MATERIAL =
## Start

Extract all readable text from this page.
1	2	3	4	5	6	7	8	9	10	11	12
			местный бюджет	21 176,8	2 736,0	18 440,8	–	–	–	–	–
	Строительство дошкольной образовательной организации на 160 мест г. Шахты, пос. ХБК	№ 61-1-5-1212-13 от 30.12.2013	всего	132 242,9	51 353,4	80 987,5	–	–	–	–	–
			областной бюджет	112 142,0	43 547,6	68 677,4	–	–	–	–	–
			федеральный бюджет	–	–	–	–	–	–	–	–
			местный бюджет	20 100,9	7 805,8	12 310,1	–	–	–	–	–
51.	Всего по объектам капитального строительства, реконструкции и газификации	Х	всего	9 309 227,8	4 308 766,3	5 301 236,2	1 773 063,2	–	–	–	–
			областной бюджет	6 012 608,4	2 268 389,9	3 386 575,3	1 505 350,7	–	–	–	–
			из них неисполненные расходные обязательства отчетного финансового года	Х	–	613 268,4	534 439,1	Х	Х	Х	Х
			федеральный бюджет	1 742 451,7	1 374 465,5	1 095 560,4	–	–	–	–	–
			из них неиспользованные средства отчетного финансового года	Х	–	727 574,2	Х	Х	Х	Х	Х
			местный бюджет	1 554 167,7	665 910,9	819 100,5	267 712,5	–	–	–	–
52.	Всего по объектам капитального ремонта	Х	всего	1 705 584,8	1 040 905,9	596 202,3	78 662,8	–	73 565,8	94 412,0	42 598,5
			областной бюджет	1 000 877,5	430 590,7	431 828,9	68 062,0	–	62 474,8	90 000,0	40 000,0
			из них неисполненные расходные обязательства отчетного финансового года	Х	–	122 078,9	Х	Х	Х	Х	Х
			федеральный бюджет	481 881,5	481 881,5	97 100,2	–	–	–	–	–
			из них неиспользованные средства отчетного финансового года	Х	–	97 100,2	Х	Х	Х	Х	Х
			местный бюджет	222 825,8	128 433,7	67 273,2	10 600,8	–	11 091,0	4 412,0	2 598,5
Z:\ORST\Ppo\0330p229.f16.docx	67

## End

TASK INSTRUCTIONS = List the lines that contain the word "местный".

WRITTEN ANSWER =
			местный бюджет	21 176,8	2 736,0	18 440,8	–	–	–	–	–
			местный бюджет	20 100,9	7 805,8	12 310,1	–	–	–	–	–
			местный бюджет	1 554 167,7	665 910,9	819 100,5	267 712,5	–	–	–	–
			местный бюджет	222 825,8	128 433,7	67 273,2	10 600,8	–	11 091,0	4 412,0	2 598,5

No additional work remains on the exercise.